**Exercise task**
Look through the lines below and extract each one that contains "image".

**Information provided**
....................

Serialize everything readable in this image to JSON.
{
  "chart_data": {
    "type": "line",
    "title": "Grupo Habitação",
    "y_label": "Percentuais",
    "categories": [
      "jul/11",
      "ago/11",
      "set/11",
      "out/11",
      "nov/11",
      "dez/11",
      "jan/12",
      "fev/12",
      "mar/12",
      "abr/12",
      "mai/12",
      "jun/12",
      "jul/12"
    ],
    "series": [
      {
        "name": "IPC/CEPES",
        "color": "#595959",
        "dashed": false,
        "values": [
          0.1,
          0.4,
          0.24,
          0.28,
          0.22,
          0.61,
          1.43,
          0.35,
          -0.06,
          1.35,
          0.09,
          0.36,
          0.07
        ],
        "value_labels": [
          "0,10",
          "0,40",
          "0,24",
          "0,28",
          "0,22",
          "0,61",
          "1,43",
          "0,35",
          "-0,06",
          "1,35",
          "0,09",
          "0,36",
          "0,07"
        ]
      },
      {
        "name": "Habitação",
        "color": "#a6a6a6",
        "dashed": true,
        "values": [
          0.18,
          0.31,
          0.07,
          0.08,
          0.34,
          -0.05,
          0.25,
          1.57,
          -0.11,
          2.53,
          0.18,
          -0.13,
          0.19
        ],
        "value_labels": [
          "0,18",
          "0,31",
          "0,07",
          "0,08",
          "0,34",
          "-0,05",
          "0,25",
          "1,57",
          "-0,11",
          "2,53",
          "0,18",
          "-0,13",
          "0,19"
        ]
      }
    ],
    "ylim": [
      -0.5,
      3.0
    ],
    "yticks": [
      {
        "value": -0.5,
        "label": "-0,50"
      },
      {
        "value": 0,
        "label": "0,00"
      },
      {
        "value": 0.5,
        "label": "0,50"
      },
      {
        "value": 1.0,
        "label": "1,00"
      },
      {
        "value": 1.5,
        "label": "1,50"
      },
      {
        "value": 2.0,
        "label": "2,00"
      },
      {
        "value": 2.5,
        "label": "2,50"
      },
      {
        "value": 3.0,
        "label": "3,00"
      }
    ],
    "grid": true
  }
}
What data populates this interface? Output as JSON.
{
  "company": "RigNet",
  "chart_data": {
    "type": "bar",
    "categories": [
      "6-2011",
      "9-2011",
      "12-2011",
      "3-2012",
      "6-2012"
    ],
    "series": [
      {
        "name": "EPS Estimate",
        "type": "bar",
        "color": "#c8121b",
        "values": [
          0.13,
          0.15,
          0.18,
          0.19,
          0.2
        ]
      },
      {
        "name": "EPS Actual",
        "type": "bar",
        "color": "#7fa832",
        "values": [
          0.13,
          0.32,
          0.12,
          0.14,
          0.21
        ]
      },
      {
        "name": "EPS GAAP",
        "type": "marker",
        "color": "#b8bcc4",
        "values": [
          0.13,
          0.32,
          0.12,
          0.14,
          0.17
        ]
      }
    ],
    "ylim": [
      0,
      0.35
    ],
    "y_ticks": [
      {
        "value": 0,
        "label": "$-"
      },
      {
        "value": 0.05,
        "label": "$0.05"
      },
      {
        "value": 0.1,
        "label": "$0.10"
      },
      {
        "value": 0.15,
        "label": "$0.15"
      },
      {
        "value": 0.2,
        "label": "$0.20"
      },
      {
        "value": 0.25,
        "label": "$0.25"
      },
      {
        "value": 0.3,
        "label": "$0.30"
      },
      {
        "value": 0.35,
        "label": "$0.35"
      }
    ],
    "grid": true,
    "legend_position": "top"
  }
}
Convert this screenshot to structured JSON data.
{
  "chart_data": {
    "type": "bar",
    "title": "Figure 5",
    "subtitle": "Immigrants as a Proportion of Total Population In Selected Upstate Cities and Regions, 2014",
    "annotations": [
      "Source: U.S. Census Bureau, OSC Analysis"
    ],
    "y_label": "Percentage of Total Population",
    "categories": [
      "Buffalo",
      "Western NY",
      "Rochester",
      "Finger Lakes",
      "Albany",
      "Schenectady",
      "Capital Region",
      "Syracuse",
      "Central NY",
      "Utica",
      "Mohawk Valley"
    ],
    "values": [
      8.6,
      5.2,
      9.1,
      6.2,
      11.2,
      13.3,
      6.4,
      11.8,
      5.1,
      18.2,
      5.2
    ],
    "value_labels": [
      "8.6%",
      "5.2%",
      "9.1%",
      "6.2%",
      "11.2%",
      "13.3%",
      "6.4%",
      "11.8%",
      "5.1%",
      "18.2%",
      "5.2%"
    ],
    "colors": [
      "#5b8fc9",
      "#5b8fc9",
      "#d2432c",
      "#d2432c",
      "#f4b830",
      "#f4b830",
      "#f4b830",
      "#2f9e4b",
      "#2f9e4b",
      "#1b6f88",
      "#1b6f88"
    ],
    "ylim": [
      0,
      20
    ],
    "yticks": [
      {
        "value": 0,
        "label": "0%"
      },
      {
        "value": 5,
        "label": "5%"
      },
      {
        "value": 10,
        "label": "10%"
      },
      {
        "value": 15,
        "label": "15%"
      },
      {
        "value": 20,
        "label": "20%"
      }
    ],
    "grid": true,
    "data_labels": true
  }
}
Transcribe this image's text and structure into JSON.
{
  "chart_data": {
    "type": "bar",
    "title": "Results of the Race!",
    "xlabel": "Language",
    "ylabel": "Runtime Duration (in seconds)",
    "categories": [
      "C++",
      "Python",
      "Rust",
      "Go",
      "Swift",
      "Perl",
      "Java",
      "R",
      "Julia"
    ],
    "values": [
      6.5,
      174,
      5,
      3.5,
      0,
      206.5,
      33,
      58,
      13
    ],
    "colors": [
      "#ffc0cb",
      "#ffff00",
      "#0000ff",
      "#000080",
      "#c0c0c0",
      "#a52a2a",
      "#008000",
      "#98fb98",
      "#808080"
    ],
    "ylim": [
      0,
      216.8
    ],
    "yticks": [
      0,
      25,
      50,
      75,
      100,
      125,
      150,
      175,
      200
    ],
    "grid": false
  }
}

....................

**Exercise result**
Serialize everything readable in this image to JSON.
Transcribe this image's text and structure into JSON.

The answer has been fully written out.